» Recorded information:
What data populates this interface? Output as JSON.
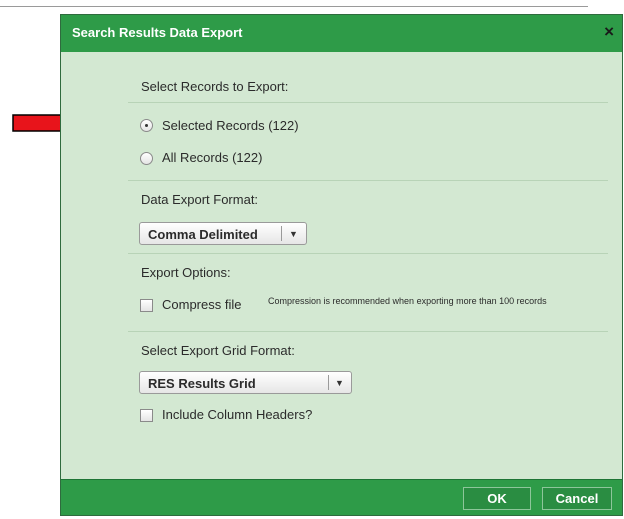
{
  "dialog": {
    "title": "Search Results Data Export",
    "close_symbol": "×"
  },
  "records": {
    "heading": "Select Records to Export:",
    "options": [
      {
        "label": "Selected Records (122)",
        "selected": true
      },
      {
        "label": "All Records (122)",
        "selected": false
      }
    ]
  },
  "format": {
    "heading": "Data Export Format:",
    "selected": "Comma Delimited"
  },
  "options": {
    "heading": "Export Options:",
    "compress_label": "Compress file",
    "compress_checked": false,
    "compress_note": "Compression is recommended when exporting more than 100 records"
  },
  "grid": {
    "heading": "Select Export Grid Format:",
    "selected": "RES Results Grid",
    "headers_label": "Include Column Headers?",
    "headers_checked": false
  },
  "footer": {
    "ok_label": "OK",
    "cancel_label": "Cancel"
  },
  "colors": {
    "titlebar": "#2e9b48",
    "body": "#d3e8d2",
    "arrow": "#e8141b"
  }
}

» Work to complete: Reproduce every entry word for word, but skip any pictures.

» Exercise result:
What data populates this interface? Output as JSON.
{
  "dialog": {
    "title": "Search Results Data Export",
    "close_symbol": "×"
  },
  "records": {
    "heading": "Select Records to Export:",
    "options": [
      {
        "label": "Selected Records (122)",
        "selected": true
      },
      {
        "label": "All Records (122)",
        "selected": false
      }
    ]
  },
  "format": {
    "heading": "Data Export Format:",
    "selected": "Comma Delimited"
  },
  "options": {
    "heading": "Export Options:",
    "compress_label": "Compress file",
    "compress_checked": false,
    "compress_note": "Compression is recommended when exporting more than 100 records"
  },
  "grid": {
    "heading": "Select Export Grid Format:",
    "selected": "RES Results Grid",
    "headers_label": "Include Column Headers?",
    "headers_checked": false
  },
  "footer": {
    "ok_label": "OK",
    "cancel_label": "Cancel"
  },
  "colors": {
    "titlebar": "#2e9b48",
    "body": "#d3e8d2",
    "arrow": "#e8141b"
  }
}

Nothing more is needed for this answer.